» Task brief
From the data that follows, report how many lines hold the string "subscript", giving only the number.

(Excerpts from a figure dataset)
--- start ---
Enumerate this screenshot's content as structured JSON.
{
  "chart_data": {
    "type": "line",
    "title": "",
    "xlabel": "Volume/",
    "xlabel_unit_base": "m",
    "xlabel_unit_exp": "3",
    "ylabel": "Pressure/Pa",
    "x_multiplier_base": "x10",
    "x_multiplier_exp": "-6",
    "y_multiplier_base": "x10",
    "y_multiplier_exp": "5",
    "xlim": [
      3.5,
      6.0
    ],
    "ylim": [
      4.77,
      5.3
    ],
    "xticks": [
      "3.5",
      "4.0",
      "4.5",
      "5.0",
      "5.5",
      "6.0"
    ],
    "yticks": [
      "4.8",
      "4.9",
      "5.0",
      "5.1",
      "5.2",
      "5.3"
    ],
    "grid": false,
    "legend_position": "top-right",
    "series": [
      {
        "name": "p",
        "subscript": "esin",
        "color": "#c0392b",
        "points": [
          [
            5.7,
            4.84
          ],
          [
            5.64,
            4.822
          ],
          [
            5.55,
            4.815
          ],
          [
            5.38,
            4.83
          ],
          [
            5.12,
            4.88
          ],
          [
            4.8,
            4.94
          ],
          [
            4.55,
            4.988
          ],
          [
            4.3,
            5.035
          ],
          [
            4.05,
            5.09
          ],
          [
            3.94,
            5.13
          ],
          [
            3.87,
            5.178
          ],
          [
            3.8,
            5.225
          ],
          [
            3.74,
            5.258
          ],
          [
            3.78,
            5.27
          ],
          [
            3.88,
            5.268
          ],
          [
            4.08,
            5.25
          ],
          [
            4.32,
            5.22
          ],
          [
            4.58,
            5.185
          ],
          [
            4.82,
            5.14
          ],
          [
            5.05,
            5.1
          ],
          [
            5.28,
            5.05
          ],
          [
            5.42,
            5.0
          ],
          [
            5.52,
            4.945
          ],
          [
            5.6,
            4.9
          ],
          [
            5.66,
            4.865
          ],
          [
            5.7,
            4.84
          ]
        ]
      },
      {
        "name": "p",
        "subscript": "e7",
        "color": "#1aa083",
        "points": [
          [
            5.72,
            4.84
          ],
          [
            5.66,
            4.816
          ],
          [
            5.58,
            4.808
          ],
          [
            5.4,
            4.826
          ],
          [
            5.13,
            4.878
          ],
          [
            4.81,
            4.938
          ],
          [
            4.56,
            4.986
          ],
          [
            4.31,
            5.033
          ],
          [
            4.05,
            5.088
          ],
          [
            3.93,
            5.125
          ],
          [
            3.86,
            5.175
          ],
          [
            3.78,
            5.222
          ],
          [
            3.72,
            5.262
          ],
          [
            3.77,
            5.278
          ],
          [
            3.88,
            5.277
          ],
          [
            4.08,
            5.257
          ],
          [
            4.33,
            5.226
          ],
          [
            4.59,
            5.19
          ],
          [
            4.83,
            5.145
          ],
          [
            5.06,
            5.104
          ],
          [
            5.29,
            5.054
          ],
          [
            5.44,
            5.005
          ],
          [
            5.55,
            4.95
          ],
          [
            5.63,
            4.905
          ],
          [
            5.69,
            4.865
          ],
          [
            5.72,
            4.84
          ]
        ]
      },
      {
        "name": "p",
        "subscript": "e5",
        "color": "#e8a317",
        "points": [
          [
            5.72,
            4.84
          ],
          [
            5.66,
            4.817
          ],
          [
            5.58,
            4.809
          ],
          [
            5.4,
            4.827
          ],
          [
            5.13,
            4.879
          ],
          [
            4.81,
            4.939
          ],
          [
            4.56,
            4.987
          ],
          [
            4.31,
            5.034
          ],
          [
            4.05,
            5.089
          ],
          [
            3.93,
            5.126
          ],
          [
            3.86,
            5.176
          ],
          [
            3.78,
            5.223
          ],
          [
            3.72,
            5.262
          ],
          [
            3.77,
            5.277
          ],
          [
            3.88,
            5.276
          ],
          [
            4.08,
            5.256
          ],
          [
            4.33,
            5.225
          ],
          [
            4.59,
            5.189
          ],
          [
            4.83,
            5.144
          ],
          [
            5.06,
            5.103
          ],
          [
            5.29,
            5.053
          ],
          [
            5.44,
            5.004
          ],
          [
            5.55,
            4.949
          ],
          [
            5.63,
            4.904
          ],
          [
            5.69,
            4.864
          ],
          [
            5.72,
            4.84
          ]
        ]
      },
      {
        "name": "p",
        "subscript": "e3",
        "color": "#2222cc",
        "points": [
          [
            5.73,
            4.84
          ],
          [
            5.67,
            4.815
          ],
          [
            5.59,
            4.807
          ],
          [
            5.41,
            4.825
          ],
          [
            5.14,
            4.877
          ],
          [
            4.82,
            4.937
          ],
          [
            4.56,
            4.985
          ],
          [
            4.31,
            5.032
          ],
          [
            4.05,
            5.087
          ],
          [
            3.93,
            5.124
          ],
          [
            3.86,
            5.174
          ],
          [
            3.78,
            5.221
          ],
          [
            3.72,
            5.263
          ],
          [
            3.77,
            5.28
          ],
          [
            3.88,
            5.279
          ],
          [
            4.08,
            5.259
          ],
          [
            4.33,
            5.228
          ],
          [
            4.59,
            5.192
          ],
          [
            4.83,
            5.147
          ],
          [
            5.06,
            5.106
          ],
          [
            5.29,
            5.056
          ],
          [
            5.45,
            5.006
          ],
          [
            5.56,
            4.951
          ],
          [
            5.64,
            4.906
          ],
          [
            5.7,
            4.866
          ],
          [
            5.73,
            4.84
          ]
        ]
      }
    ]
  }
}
--- end ---
» Finished task
4